EXERCISE GOAL> Filter this material down to the lines that hold "object", copying each one.

--- START TASK INPUTS ---

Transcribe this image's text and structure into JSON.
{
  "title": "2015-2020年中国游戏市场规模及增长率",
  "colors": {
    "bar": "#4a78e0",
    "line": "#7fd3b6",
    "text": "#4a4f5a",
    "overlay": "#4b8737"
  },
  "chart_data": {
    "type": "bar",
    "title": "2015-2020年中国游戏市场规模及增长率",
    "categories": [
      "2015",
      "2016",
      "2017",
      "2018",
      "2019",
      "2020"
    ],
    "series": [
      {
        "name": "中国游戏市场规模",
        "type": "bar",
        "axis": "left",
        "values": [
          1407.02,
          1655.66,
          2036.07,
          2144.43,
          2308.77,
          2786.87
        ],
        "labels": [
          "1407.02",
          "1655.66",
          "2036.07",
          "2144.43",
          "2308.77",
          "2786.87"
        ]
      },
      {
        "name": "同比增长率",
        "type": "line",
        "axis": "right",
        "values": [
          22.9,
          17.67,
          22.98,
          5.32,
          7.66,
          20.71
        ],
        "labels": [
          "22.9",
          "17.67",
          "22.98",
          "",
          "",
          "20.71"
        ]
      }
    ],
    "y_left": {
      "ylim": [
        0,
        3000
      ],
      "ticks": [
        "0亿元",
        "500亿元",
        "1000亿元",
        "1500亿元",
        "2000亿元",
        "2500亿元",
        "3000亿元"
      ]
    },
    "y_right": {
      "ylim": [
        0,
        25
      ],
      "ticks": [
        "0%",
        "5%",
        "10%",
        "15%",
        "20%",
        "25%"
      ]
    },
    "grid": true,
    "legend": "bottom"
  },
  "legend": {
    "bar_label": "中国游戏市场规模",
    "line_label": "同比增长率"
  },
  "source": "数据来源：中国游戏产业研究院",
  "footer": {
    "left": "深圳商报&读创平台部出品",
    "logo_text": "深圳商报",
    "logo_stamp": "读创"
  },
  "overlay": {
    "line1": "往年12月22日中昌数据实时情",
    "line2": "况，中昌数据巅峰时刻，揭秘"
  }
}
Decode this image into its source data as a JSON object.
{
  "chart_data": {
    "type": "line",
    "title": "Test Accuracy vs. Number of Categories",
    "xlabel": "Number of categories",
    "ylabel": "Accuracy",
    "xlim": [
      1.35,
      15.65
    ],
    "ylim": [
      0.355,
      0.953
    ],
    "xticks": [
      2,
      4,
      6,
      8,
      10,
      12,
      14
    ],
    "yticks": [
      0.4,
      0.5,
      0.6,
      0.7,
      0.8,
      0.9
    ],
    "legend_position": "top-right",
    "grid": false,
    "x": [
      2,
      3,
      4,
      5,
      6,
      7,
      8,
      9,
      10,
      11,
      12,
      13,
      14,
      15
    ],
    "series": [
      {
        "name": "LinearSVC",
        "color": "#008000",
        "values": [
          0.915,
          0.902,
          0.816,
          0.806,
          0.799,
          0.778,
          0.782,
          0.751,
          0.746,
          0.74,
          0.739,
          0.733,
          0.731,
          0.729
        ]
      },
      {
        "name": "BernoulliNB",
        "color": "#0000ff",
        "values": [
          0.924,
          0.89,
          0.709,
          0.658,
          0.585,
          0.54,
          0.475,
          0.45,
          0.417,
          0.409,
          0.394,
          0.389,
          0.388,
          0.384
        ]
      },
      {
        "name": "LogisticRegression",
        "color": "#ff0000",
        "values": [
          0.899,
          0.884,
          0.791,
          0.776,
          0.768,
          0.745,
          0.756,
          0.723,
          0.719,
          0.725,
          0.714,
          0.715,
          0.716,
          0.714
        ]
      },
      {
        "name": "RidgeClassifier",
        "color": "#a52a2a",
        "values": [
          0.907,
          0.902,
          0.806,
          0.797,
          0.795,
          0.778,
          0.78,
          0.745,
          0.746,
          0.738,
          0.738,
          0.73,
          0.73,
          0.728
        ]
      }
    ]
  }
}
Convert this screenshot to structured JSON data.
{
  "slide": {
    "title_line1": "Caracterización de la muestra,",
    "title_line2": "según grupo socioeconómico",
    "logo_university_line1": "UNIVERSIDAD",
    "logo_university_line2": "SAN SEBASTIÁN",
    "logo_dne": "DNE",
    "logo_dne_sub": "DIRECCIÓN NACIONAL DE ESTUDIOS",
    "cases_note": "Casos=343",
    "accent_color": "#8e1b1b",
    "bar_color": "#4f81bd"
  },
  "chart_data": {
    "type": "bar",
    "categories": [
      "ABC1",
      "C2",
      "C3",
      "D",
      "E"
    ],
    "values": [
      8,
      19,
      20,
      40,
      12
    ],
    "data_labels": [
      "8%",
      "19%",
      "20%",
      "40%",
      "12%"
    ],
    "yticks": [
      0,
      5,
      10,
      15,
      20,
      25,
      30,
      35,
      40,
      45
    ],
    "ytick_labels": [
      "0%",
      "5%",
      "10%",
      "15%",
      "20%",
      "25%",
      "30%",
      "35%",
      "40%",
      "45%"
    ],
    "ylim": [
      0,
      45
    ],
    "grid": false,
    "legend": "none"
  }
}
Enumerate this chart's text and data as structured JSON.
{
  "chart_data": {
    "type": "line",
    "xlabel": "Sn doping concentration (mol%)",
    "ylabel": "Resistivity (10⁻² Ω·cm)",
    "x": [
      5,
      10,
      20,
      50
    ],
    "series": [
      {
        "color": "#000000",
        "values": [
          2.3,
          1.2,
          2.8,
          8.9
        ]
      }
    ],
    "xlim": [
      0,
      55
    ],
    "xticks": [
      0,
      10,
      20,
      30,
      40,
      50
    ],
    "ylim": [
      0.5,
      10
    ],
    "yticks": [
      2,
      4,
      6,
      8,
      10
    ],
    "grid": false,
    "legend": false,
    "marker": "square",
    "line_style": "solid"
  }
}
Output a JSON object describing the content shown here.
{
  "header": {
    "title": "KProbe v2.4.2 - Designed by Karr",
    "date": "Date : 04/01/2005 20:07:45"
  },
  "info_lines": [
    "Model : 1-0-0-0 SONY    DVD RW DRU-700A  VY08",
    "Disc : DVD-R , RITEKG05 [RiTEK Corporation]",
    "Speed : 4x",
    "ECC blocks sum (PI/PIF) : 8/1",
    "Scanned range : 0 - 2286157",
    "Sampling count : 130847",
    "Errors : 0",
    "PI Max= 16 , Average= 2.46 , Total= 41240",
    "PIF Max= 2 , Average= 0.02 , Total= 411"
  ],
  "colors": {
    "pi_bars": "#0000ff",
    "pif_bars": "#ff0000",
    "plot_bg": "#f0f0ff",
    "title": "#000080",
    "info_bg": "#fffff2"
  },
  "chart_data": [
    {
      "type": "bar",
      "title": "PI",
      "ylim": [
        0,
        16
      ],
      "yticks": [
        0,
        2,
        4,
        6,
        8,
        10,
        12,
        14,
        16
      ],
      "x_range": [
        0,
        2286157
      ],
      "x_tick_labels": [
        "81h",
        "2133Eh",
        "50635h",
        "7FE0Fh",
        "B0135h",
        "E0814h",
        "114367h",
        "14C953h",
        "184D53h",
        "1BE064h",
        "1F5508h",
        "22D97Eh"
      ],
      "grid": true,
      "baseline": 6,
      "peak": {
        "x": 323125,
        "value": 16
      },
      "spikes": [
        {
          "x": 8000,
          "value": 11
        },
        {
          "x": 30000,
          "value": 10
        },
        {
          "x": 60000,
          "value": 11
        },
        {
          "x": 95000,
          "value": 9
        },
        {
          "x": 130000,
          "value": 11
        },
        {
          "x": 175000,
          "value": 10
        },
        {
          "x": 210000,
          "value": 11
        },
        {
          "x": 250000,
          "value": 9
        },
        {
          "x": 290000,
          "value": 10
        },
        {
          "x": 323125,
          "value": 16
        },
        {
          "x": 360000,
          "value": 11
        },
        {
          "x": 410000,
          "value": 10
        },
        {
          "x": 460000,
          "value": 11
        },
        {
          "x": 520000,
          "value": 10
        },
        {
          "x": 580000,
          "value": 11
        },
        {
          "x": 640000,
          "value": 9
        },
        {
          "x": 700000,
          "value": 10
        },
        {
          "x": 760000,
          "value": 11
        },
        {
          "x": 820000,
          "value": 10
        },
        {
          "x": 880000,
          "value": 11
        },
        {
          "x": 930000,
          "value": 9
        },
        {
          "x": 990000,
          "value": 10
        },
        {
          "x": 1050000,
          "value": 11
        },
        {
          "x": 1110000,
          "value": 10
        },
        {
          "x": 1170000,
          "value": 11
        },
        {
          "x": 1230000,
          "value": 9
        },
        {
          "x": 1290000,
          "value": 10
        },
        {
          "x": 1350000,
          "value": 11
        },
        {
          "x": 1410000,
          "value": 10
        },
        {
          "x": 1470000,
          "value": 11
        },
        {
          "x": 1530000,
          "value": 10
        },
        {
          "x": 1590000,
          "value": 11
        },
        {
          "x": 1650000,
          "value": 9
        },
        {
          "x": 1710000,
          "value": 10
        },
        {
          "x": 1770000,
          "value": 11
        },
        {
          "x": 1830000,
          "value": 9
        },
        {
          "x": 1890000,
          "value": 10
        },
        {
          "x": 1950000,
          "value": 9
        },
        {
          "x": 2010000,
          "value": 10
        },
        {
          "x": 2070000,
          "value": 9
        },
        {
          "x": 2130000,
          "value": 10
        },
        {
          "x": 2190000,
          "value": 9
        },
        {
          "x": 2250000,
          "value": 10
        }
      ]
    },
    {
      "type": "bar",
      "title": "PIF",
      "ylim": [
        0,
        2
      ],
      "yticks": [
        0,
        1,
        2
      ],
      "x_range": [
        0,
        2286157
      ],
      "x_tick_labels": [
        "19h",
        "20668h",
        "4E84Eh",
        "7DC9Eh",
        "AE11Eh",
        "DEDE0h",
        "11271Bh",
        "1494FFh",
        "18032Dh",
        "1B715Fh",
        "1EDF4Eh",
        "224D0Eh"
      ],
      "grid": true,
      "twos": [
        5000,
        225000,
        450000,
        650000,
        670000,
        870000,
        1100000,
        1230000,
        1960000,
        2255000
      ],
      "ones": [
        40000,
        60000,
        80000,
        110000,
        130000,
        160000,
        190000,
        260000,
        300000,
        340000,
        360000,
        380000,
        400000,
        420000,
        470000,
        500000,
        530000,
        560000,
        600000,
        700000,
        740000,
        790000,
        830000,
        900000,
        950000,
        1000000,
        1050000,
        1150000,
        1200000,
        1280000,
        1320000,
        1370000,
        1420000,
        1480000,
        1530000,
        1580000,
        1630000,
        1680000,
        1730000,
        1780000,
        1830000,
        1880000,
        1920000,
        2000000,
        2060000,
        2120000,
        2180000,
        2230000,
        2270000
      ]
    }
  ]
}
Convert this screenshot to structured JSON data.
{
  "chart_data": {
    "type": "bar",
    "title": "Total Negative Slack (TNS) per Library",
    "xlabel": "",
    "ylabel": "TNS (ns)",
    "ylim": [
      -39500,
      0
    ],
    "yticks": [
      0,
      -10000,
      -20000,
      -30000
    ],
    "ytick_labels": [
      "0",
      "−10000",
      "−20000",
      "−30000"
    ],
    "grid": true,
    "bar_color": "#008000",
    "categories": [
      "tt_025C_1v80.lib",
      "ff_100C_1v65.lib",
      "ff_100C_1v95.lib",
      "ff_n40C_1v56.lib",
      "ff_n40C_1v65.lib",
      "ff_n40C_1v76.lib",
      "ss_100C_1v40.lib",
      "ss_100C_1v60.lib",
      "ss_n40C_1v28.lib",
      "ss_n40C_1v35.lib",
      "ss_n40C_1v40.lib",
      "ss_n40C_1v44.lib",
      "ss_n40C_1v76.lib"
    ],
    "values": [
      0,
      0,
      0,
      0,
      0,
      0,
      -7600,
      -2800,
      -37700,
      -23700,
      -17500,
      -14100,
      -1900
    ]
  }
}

--- END TASK INPUTS ---

SOLVED EXERCISE>
Decode this image into its source data as a JSON object.
Output a JSON object describing the content shown here.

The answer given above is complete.